### Your goal
Pick out each line below containing "брожения".

Saved entries
***

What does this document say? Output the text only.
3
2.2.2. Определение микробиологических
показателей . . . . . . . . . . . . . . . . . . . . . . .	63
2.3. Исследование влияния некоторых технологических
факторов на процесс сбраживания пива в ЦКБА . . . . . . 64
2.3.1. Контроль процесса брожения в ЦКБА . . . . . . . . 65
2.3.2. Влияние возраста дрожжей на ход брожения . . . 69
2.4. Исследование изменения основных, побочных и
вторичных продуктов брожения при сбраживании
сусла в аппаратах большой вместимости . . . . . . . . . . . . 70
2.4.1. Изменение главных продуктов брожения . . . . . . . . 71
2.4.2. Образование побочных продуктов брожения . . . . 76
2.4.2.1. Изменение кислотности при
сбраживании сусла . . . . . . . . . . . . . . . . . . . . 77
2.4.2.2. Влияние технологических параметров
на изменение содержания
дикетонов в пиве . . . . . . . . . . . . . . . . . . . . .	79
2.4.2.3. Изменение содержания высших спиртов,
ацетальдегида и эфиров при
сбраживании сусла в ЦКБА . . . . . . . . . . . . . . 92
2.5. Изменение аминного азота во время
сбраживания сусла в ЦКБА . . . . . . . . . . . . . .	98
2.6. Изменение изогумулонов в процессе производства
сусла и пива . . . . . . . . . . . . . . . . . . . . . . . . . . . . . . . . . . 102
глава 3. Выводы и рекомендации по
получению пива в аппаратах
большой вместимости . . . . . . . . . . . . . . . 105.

***

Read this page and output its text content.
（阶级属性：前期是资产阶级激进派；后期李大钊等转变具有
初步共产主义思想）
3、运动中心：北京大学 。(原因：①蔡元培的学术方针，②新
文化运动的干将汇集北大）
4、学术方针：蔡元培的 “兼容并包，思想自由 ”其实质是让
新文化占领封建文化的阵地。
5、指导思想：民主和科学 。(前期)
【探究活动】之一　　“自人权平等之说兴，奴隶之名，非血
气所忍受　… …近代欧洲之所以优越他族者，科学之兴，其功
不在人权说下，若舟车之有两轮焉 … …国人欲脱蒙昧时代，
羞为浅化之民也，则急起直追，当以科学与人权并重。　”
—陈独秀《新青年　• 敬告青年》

***

### Written response
2.3.1. Контроль процесса брожения в ЦКБА . . . . . . . . 65
2.3.2. Влияние возраста дрожжей на ход брожения . . . 69
вторичных продуктов брожения при сбраживании
2.4.1. Изменение главных продуктов брожения . . . . . . . . 71
2.4.2. Образование побочных продуктов брожения . . . . 76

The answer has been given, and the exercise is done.